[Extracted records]
──────────────────────────────

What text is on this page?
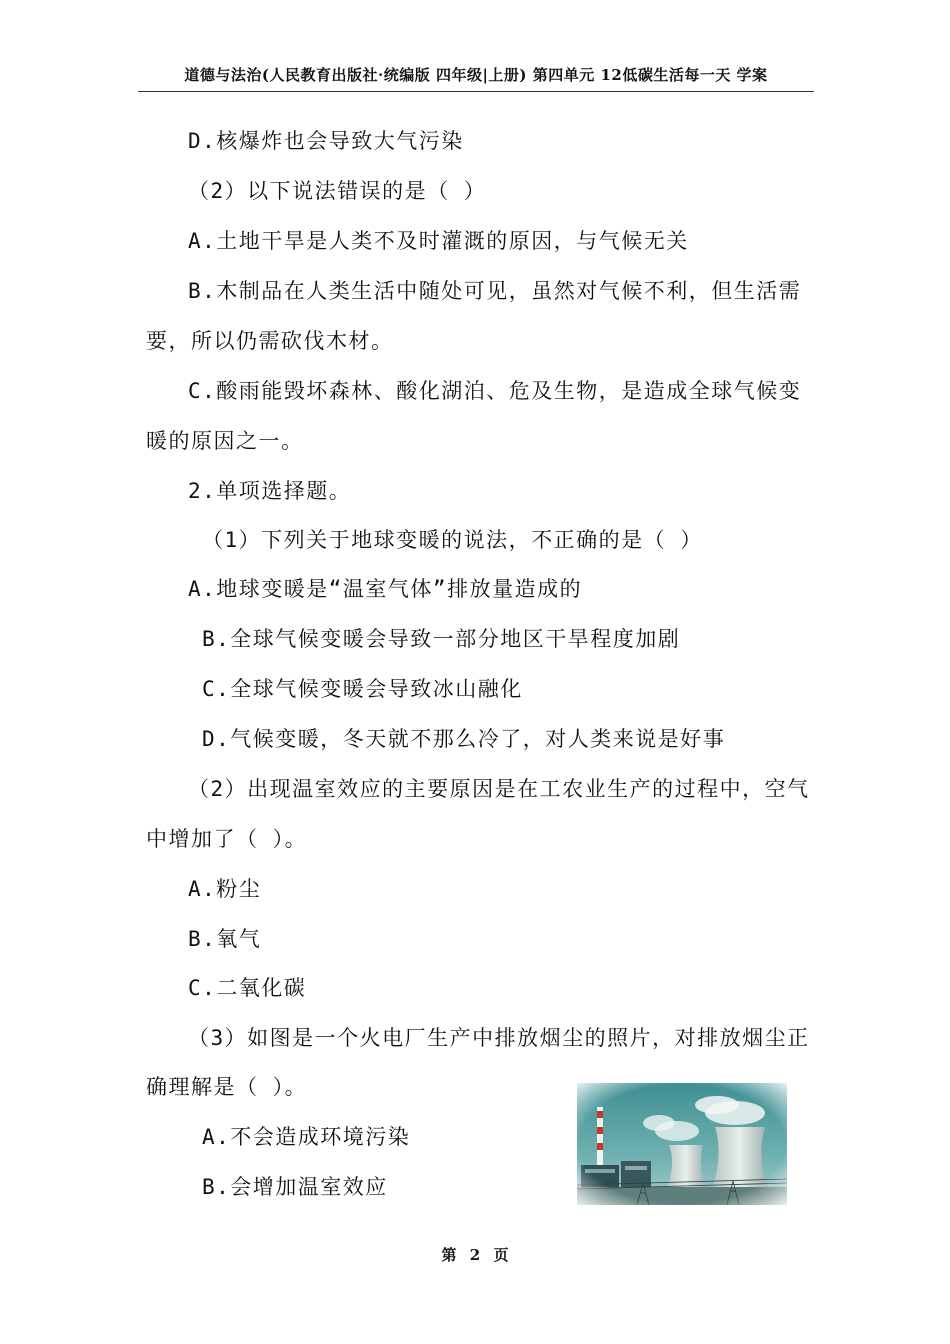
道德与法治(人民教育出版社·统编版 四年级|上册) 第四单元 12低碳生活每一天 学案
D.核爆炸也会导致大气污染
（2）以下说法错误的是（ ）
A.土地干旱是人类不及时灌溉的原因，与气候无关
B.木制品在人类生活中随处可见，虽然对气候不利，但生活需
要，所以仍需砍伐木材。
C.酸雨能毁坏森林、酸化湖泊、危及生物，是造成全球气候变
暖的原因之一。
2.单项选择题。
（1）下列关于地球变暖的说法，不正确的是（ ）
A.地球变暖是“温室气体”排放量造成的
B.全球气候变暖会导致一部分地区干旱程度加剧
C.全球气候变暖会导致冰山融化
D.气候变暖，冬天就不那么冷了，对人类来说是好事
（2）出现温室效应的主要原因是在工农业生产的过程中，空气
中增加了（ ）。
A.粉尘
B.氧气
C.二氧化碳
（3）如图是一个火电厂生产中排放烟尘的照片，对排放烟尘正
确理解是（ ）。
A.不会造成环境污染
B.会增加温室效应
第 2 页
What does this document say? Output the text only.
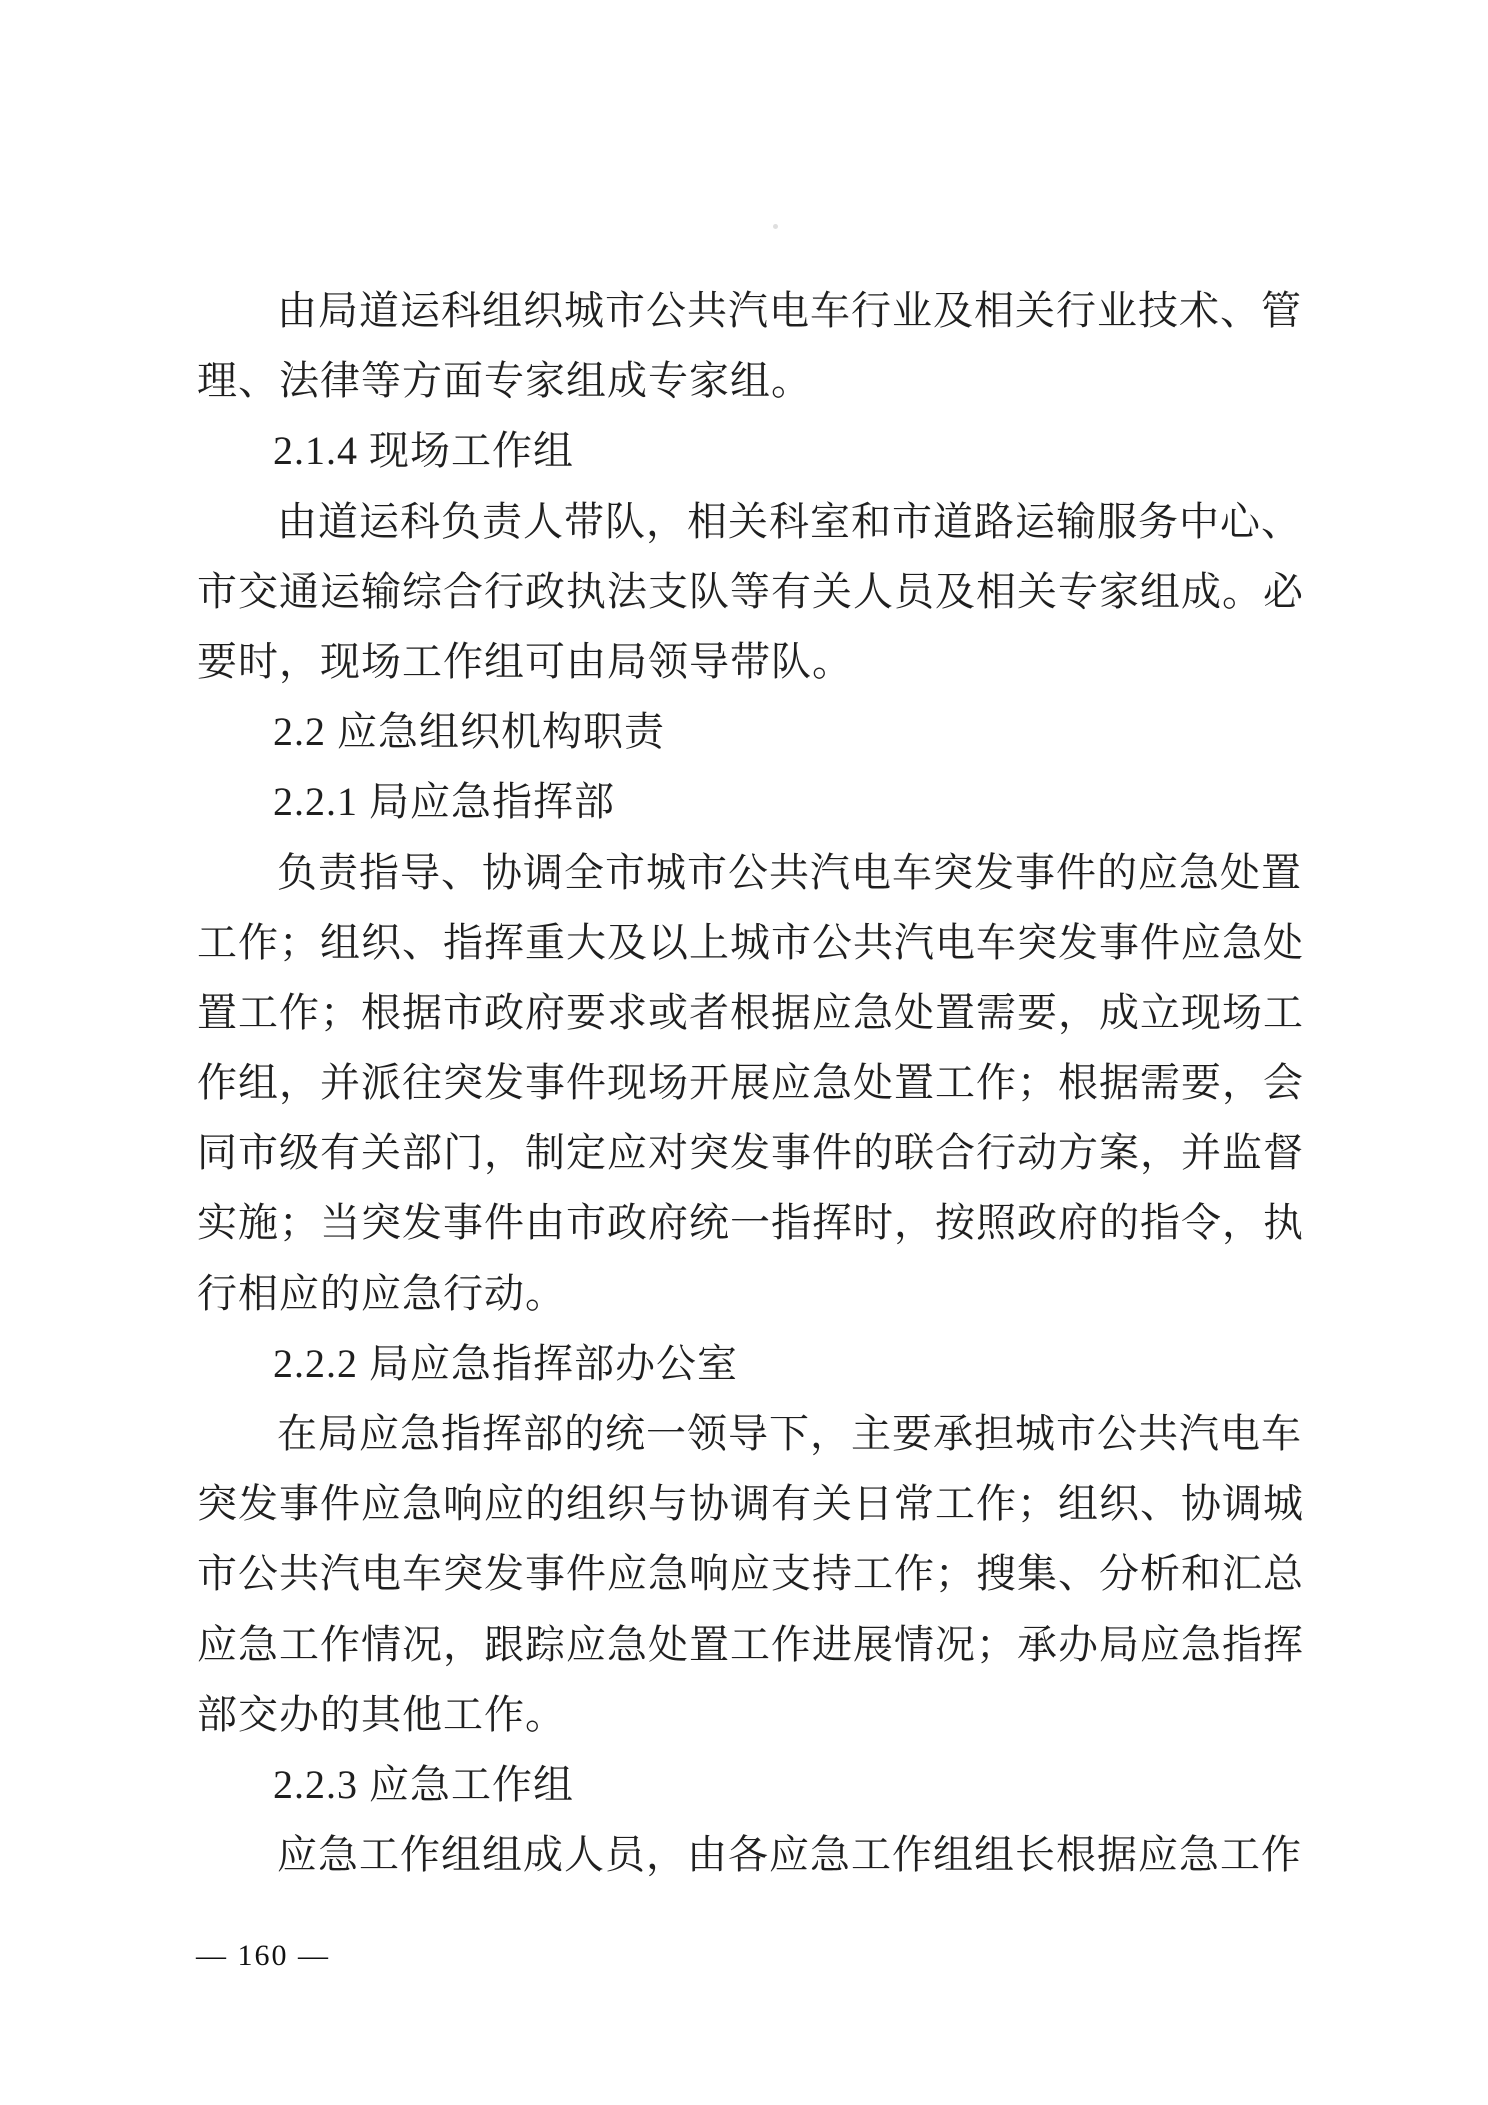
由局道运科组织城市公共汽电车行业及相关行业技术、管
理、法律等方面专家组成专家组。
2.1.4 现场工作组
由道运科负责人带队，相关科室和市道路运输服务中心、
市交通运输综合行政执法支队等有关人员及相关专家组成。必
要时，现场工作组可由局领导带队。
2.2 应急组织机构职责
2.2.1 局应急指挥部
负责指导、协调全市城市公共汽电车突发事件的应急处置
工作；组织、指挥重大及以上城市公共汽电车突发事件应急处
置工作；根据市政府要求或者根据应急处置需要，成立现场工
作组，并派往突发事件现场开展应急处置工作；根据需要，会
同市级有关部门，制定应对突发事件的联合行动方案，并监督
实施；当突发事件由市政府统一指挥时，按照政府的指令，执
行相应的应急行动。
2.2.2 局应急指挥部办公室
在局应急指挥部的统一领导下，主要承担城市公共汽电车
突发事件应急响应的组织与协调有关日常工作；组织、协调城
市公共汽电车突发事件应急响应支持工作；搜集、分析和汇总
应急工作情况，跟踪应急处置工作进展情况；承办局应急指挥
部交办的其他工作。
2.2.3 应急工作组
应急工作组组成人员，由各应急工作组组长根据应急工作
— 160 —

──────────────────────────────

Without the pictures, copy the material exactly as given.

→ Answer for the task
What text is on this page?
道德与法治(人民教育出版社·统编版 四年级|上册) 第四单元 12低碳生活每一天 学案
D.核爆炸也会导致大气污染
（2）以下说法错误的是（ ）
A.土地干旱是人类不及时灌溉的原因，与气候无关
B.木制品在人类生活中随处可见，虽然对气候不利，但生活需
要，所以仍需砍伐木材。
C.酸雨能毁坏森林、酸化湖泊、危及生物，是造成全球气候变
暖的原因之一。
2.单项选择题。
（1）下列关于地球变暖的说法，不正确的是（ ）
A.地球变暖是“温室气体”排放量造成的
B.全球气候变暖会导致一部分地区干旱程度加剧
C.全球气候变暖会导致冰山融化
D.气候变暖，冬天就不那么冷了，对人类来说是好事
（2）出现温室效应的主要原因是在工农业生产的过程中，空气
中增加了（ ）。
A.粉尘
B.氧气
C.二氧化碳
（3）如图是一个火电厂生产中排放烟尘的照片，对排放烟尘正
确理解是（ ）。
A.不会造成环境污染
B.会增加温室效应
第 2 页
What does this document say? Output the text only.
由局道运科组织城市公共汽电车行业及相关行业技术、管
理、法律等方面专家组成专家组。
2.1.4 现场工作组
由道运科负责人带队，相关科室和市道路运输服务中心、
市交通运输综合行政执法支队等有关人员及相关专家组成。必
要时，现场工作组可由局领导带队。
2.2 应急组织机构职责
2.2.1 局应急指挥部
负责指导、协调全市城市公共汽电车突发事件的应急处置
工作；组织、指挥重大及以上城市公共汽电车突发事件应急处
置工作；根据市政府要求或者根据应急处置需要，成立现场工
作组，并派往突发事件现场开展应急处置工作；根据需要，会
同市级有关部门，制定应对突发事件的联合行动方案，并监督
实施；当突发事件由市政府统一指挥时，按照政府的指令，执
行相应的应急行动。
2.2.2 局应急指挥部办公室
在局应急指挥部的统一领导下，主要承担城市公共汽电车
突发事件应急响应的组织与协调有关日常工作；组织、协调城
市公共汽电车突发事件应急响应支持工作；搜集、分析和汇总
应急工作情况，跟踪应急处置工作进展情况；承办局应急指挥
部交办的其他工作。
2.2.3 应急工作组
应急工作组组成人员，由各应急工作组组长根据应急工作
— 160 —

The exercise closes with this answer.